- **Provided data**:
□ □ □ □ □ □ □

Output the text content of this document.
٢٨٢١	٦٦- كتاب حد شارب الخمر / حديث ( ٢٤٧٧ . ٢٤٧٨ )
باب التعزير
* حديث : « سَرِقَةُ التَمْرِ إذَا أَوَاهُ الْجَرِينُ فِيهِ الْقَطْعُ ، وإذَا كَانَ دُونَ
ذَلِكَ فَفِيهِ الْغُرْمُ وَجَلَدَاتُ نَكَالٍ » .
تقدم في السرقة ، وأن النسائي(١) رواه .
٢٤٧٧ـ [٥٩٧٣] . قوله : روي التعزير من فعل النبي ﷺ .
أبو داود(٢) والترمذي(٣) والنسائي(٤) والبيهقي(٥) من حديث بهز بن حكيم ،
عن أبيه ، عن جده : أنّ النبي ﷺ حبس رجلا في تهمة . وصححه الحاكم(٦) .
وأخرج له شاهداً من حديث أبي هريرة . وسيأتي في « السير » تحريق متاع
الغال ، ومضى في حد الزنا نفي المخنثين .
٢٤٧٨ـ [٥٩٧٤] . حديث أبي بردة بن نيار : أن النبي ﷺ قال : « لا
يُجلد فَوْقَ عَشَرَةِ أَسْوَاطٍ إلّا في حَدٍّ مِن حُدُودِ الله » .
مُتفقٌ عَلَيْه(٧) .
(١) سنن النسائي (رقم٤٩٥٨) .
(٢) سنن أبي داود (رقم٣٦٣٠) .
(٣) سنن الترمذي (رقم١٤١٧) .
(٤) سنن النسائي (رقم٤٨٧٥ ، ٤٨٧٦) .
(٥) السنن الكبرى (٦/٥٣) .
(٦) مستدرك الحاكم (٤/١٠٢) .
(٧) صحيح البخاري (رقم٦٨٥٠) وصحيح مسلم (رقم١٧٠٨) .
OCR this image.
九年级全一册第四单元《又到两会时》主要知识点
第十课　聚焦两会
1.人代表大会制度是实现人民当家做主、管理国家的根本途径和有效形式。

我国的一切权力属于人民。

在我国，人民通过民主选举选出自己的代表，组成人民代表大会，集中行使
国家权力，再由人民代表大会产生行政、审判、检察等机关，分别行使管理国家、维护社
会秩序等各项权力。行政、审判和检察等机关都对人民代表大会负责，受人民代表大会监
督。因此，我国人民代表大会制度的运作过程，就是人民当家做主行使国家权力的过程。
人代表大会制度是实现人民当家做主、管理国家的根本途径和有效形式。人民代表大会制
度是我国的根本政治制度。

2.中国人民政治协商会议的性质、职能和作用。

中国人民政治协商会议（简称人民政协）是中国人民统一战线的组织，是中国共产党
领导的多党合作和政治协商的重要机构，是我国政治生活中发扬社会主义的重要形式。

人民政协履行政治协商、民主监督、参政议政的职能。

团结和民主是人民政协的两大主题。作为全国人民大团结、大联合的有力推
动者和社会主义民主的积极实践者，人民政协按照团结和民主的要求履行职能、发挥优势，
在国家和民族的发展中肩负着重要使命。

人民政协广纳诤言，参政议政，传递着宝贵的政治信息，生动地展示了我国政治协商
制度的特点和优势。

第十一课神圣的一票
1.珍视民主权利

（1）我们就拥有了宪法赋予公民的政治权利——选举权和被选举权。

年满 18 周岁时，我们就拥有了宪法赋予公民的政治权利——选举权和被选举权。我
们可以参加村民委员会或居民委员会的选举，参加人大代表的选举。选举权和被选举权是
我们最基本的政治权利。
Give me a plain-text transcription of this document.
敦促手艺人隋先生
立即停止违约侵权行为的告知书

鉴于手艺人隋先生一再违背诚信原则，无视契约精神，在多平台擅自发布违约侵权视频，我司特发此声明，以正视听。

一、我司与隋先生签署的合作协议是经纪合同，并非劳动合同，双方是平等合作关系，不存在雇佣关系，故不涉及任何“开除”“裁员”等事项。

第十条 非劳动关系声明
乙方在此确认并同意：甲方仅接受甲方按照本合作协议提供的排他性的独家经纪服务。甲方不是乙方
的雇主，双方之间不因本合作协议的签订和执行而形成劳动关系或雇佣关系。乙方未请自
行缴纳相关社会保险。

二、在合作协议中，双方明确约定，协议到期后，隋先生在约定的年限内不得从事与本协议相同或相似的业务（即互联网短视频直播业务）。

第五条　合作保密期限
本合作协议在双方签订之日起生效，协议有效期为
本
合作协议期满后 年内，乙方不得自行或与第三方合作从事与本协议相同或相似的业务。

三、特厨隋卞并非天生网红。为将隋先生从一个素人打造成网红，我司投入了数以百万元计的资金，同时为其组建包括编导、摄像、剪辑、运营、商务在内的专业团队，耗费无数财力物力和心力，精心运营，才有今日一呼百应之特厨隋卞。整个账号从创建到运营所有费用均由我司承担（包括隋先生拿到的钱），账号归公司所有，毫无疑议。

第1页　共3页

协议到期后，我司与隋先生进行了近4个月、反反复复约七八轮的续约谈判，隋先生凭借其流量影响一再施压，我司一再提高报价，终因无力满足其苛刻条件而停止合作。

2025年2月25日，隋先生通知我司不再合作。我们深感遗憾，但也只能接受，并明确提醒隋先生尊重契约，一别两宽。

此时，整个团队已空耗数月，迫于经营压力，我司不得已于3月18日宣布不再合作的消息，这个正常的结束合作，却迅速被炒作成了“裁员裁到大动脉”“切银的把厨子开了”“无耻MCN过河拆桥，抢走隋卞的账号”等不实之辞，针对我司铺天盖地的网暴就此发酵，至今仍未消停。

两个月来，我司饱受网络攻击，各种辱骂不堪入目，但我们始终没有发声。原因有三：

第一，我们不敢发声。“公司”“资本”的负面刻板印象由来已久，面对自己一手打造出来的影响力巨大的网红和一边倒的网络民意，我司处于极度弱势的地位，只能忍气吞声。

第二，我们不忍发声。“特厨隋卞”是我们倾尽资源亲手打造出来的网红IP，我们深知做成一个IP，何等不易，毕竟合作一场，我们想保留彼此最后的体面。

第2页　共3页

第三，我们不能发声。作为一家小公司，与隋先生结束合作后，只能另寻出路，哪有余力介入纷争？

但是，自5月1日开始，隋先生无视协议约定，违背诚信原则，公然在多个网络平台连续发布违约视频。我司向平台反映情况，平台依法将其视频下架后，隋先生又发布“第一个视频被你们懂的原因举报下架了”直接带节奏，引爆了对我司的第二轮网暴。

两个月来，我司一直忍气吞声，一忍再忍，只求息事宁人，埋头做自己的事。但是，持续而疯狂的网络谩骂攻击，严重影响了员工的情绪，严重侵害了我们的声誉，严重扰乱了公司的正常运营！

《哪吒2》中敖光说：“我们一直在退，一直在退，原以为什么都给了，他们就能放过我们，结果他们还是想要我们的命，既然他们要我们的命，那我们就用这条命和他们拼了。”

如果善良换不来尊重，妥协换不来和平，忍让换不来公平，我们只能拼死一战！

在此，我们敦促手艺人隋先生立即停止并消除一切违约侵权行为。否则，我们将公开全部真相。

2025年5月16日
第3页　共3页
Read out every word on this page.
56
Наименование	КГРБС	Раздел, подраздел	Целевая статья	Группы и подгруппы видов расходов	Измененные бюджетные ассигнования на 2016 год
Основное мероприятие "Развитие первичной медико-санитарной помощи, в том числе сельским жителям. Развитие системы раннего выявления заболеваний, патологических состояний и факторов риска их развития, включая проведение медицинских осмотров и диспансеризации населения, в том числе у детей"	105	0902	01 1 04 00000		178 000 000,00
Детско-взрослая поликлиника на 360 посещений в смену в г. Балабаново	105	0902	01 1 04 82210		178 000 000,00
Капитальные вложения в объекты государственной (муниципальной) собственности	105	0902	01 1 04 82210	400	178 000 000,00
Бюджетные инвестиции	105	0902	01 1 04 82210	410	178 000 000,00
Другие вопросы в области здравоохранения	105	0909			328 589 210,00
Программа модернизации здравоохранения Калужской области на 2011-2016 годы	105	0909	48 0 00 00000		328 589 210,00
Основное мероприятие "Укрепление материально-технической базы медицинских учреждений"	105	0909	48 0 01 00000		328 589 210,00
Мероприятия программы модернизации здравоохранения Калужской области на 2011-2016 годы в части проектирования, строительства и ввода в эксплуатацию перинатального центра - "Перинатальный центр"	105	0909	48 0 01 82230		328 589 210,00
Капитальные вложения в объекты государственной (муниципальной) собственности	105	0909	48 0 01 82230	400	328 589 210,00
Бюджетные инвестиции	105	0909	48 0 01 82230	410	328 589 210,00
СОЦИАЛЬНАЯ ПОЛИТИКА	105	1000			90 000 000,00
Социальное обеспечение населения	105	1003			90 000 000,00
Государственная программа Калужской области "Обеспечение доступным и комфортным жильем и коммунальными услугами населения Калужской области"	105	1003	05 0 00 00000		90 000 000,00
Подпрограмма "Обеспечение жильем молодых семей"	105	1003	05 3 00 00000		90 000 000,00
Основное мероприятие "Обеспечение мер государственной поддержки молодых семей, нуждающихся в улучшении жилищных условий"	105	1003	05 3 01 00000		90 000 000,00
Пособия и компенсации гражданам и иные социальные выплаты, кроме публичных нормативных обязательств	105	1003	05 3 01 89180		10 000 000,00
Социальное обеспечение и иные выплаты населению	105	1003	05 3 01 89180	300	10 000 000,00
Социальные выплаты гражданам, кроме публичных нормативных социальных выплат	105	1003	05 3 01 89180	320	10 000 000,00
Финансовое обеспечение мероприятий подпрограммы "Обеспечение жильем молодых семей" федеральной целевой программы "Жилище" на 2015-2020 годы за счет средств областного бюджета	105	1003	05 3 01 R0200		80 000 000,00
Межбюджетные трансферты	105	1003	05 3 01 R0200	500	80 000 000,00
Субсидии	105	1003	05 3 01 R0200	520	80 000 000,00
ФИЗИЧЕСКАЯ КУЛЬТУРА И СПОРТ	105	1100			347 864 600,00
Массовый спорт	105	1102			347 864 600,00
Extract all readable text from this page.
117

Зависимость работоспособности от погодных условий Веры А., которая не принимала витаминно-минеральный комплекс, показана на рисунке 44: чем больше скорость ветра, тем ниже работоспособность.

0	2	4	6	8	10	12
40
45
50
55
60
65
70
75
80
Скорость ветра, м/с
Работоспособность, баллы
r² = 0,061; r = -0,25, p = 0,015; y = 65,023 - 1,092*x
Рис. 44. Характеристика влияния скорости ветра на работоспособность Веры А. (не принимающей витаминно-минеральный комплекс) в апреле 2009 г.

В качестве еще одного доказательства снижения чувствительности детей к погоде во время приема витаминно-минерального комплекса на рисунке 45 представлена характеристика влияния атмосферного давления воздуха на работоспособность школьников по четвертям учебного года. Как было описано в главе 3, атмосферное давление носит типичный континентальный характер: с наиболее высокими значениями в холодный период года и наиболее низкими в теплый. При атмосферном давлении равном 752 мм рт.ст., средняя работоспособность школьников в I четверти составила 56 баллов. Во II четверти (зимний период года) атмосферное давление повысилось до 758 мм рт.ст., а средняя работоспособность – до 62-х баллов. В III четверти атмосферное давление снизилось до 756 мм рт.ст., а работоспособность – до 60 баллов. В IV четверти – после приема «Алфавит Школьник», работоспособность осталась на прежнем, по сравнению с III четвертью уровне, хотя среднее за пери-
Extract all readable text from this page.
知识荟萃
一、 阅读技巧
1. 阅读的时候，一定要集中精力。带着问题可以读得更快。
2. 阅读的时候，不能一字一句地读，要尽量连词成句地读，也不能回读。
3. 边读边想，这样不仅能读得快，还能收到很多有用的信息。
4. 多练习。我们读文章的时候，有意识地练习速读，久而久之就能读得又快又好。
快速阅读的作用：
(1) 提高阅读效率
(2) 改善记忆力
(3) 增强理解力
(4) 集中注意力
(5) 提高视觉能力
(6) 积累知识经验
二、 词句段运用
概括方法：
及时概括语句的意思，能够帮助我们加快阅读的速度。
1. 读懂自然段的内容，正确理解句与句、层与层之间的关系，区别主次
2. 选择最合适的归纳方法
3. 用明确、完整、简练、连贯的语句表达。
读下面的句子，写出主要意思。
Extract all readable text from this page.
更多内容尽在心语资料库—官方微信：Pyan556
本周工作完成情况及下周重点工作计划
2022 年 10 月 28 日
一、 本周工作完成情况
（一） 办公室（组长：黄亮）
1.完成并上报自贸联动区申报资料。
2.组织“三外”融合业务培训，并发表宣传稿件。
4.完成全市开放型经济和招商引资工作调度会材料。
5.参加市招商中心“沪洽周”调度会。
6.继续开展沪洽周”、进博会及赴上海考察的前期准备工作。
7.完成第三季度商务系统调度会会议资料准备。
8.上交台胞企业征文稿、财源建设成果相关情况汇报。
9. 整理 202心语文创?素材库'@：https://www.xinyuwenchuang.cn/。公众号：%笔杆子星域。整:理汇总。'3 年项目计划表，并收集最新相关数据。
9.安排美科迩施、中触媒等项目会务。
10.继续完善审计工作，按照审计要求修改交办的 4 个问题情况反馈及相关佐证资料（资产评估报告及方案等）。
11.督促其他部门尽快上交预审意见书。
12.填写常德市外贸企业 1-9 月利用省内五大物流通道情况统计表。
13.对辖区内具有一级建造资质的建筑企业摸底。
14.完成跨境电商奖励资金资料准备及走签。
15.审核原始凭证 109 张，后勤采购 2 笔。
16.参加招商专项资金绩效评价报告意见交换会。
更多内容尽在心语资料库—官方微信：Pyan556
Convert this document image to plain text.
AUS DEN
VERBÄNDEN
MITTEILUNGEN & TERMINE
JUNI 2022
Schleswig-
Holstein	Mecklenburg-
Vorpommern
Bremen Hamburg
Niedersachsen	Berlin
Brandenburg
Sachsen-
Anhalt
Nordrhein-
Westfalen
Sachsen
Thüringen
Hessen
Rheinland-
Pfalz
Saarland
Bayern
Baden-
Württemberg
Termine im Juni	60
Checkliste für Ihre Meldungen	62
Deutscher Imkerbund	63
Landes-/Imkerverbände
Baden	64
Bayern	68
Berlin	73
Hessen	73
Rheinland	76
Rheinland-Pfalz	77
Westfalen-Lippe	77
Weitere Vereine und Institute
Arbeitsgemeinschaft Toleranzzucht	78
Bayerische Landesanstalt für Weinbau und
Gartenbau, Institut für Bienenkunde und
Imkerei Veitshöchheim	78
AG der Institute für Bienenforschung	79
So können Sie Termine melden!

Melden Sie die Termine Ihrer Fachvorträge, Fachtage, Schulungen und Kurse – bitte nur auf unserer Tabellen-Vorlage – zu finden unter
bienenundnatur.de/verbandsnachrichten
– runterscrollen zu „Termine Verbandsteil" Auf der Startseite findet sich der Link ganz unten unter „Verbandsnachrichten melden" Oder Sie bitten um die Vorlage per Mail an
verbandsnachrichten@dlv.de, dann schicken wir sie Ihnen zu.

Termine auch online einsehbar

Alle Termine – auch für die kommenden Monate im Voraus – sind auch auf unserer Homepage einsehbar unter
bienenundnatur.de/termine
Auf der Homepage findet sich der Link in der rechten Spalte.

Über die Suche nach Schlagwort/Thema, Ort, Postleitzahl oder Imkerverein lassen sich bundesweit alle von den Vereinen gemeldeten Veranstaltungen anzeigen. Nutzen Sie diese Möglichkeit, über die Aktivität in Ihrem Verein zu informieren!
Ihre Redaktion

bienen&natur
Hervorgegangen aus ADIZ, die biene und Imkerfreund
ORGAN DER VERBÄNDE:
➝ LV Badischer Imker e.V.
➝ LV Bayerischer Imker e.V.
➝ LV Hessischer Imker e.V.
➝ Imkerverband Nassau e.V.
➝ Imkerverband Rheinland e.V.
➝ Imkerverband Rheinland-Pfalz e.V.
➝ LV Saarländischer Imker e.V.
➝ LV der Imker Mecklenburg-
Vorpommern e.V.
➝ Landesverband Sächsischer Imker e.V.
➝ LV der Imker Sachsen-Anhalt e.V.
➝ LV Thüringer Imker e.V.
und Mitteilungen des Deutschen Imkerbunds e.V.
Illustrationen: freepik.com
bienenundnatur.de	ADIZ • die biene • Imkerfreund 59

□ □ □ □ □ □ □

- **Description of the task**: Work out how many lines of the listing above include "unserer". Answer with the number and nothing more.

- **Response**: 2